**STATED GOAL**
Word for word, retype every entry in the listing.

**SUPPLIED RECORDS**
────
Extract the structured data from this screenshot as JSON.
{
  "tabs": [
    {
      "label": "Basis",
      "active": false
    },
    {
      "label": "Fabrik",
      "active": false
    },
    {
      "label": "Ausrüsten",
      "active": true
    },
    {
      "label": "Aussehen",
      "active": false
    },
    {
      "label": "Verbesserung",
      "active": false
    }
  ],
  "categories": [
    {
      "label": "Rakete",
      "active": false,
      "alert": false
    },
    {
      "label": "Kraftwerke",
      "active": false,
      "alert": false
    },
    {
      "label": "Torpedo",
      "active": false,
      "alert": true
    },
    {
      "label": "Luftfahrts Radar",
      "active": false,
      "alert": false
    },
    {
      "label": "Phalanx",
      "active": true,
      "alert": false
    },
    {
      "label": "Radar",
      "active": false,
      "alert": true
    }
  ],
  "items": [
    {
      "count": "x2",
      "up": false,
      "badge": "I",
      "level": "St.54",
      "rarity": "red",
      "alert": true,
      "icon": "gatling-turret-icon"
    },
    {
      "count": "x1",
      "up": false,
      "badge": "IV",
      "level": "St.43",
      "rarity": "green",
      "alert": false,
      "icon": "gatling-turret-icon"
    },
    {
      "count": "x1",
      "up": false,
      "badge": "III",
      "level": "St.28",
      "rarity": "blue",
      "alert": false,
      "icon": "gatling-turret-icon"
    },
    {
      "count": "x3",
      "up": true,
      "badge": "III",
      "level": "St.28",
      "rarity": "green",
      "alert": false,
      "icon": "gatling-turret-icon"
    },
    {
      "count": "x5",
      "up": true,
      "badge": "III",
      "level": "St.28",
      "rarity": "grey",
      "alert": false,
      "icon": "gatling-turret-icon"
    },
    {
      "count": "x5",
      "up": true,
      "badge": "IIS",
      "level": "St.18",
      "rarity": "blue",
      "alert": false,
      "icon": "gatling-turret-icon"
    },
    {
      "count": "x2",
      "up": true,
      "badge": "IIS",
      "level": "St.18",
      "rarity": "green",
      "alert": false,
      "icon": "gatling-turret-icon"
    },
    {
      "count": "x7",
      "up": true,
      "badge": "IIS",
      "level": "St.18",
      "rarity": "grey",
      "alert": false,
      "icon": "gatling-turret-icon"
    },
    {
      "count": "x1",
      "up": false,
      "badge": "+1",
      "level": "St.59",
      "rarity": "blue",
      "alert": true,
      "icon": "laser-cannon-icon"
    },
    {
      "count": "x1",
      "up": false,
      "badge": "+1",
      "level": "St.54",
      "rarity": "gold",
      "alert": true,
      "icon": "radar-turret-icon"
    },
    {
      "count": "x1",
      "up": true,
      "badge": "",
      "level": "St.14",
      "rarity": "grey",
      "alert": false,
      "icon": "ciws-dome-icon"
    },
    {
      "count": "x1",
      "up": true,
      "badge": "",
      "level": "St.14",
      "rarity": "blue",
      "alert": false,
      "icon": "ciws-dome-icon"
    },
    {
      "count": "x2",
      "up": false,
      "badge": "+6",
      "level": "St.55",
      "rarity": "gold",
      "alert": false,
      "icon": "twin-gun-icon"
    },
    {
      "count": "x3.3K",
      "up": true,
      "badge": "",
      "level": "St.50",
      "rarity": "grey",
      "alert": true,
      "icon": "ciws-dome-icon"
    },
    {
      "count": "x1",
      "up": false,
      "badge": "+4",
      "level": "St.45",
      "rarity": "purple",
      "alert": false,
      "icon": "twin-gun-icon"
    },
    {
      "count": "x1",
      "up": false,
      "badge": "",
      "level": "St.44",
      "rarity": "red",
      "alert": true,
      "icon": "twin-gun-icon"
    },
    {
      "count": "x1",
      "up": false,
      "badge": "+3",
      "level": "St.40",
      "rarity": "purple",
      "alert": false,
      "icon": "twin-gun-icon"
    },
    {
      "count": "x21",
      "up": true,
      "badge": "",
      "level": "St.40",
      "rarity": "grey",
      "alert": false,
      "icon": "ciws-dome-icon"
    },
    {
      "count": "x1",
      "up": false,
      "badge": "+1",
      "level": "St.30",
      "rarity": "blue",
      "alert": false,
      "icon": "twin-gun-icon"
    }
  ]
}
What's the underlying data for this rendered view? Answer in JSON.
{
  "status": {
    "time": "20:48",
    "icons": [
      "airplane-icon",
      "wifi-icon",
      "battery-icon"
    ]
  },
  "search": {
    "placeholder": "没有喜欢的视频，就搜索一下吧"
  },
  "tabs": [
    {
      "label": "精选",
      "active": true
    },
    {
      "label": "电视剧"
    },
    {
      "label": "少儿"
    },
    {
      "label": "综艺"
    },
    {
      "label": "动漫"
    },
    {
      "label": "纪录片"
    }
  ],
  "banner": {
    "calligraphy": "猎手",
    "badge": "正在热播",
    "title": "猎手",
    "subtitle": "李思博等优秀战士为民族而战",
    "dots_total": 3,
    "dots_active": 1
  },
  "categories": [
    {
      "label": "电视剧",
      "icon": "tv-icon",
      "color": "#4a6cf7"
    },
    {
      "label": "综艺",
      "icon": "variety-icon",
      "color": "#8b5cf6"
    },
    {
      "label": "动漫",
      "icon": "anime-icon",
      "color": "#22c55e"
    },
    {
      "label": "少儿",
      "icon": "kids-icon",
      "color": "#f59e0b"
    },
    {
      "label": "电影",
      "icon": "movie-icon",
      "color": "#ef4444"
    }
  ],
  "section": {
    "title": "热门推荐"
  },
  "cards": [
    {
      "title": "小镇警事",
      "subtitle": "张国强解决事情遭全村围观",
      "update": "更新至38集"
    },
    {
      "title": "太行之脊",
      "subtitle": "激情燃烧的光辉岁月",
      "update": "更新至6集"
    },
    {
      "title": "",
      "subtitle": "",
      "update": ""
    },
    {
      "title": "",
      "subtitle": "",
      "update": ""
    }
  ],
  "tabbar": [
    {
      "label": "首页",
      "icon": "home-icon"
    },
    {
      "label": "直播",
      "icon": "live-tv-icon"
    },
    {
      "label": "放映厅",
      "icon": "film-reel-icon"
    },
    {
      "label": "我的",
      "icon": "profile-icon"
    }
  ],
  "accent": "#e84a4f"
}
────
**FINAL RESULT**
Extract the structured data from this screenshot as JSON.
{
  "tabs": [
    {
      "label": "Basis",
      "active": false
    },
    {
      "label": "Fabrik",
      "active": false
    },
    {
      "label": "Ausrüsten",
      "active": true
    },
    {
      "label": "Aussehen",
      "active": false
    },
    {
      "label": "Verbesserung",
      "active": false
    }
  ],
  "categories": [
    {
      "label": "Rakete",
      "active": false,
      "alert": false
    },
    {
      "label": "Kraftwerke",
      "active": false,
      "alert": false
    },
    {
      "label": "Torpedo",
      "active": false,
      "alert": true
    },
    {
      "label": "Luftfahrts Radar",
      "active": false,
      "alert": false
    },
    {
      "label": "Phalanx",
      "active": true,
      "alert": false
    },
    {
      "label": "Radar",
      "active": false,
      "alert": true
    }
  ],
  "items": [
    {
      "count": "x2",
      "up": false,
      "badge": "I",
      "level": "St.54",
      "rarity": "red",
      "alert": true,
      "icon": "gatling-turret-icon"
    },
    {
      "count": "x1",
      "up": false,
      "badge": "IV",
      "level": "St.43",
      "rarity": "green",
      "alert": false,
      "icon": "gatling-turret-icon"
    },
    {
      "count": "x1",
      "up": false,
      "badge": "III",
      "level": "St.28",
      "rarity": "blue",
      "alert": false,
      "icon": "gatling-turret-icon"
    },
    {
      "count": "x3",
      "up": true,
      "badge": "III",
      "level": "St.28",
      "rarity": "green",
      "alert": false,
      "icon": "gatling-turret-icon"
    },
    {
      "count": "x5",
      "up": true,
      "badge": "III",
      "level": "St.28",
      "rarity": "grey",
      "alert": false,
      "icon": "gatling-turret-icon"
    },
    {
      "count": "x5",
      "up": true,
      "badge": "IIS",
      "level": "St.18",
      "rarity": "blue",
      "alert": false,
      "icon": "gatling-turret-icon"
    },
    {
      "count": "x2",
      "up": true,
      "badge": "IIS",
      "level": "St.18",
      "rarity": "green",
      "alert": false,
      "icon": "gatling-turret-icon"
    },
    {
      "count": "x7",
      "up": true,
      "badge": "IIS",
      "level": "St.18",
      "rarity": "grey",
      "alert": false,
      "icon": "gatling-turret-icon"
    },
    {
      "count": "x1",
      "up": false,
      "badge": "+1",
      "level": "St.59",
      "rarity": "blue",
      "alert": true,
      "icon": "laser-cannon-icon"
    },
    {
      "count": "x1",
      "up": false,
      "badge": "+1",
      "level": "St.54",
      "rarity": "gold",
      "alert": true,
      "icon": "radar-turret-icon"
    },
    {
      "count": "x1",
      "up": true,
      "badge": "",
      "level": "St.14",
      "rarity": "grey",
      "alert": false,
      "icon": "ciws-dome-icon"
    },
    {
      "count": "x1",
      "up": true,
      "badge": "",
      "level": "St.14",
      "rarity": "blue",
      "alert": false,
      "icon": "ciws-dome-icon"
    },
    {
      "count": "x2",
      "up": false,
      "badge": "+6",
      "level": "St.55",
      "rarity": "gold",
      "alert": false,
      "icon": "twin-gun-icon"
    },
    {
      "count": "x3.3K",
      "up": true,
      "badge": "",
      "level": "St.50",
      "rarity": "grey",
      "alert": true,
      "icon": "ciws-dome-icon"
    },
    {
      "count": "x1",
      "up": false,
      "badge": "+4",
      "level": "St.45",
      "rarity": "purple",
      "alert": false,
      "icon": "twin-gun-icon"
    },
    {
      "count": "x1",
      "up": false,
      "badge": "",
      "level": "St.44",
      "rarity": "red",
      "alert": true,
      "icon": "twin-gun-icon"
    },
    {
      "count": "x1",
      "up": false,
      "badge": "+3",
      "level": "St.40",
      "rarity": "purple",
      "alert": false,
      "icon": "twin-gun-icon"
    },
    {
      "count": "x21",
      "up": true,
      "badge": "",
      "level": "St.40",
      "rarity": "grey",
      "alert": false,
      "icon": "ciws-dome-icon"
    },
    {
      "count": "x1",
      "up": false,
      "badge": "+1",
      "level": "St.30",
      "rarity": "blue",
      "alert": false,
      "icon": "twin-gun-icon"
    }
  ]
}
What's the underlying data for this rendered view? Answer in JSON.
{
  "status": {
    "time": "20:48",
    "icons": [
      "airplane-icon",
      "wifi-icon",
      "battery-icon"
    ]
  },
  "search": {
    "placeholder": "没有喜欢的视频，就搜索一下吧"
  },
  "tabs": [
    {
      "label": "精选",
      "active": true
    },
    {
      "label": "电视剧"
    },
    {
      "label": "少儿"
    },
    {
      "label": "综艺"
    },
    {
      "label": "动漫"
    },
    {
      "label": "纪录片"
    }
  ],
  "banner": {
    "calligraphy": "猎手",
    "badge": "正在热播",
    "title": "猎手",
    "subtitle": "李思博等优秀战士为民族而战",
    "dots_total": 3,
    "dots_active": 1
  },
  "categories": [
    {
      "label": "电视剧",
      "icon": "tv-icon",
      "color": "#4a6cf7"
    },
    {
      "label": "综艺",
      "icon": "variety-icon",
      "color": "#8b5cf6"
    },
    {
      "label": "动漫",
      "icon": "anime-icon",
      "color": "#22c55e"
    },
    {
      "label": "少儿",
      "icon": "kids-icon",
      "color": "#f59e0b"
    },
    {
      "label": "电影",
      "icon": "movie-icon",
      "color": "#ef4444"
    }
  ],
  "section": {
    "title": "热门推荐"
  },
  "cards": [
    {
      "title": "小镇警事",
      "subtitle": "张国强解决事情遭全村围观",
      "update": "更新至38集"
    },
    {
      "title": "太行之脊",
      "subtitle": "激情燃烧的光辉岁月",
      "update": "更新至6集"
    },
    {
      "title": "",
      "subtitle": "",
      "update": ""
    },
    {
      "title": "",
      "subtitle": "",
      "update": ""
    }
  ],
  "tabbar": [
    {
      "label": "首页",
      "icon": "home-icon"
    },
    {
      "label": "直播",
      "icon": "live-tv-icon"
    },
    {
      "label": "放映厅",
      "icon": "film-reel-icon"
    },
    {
      "label": "我的",
      "icon": "profile-icon"
    }
  ],
  "accent": "#e84a4f"
}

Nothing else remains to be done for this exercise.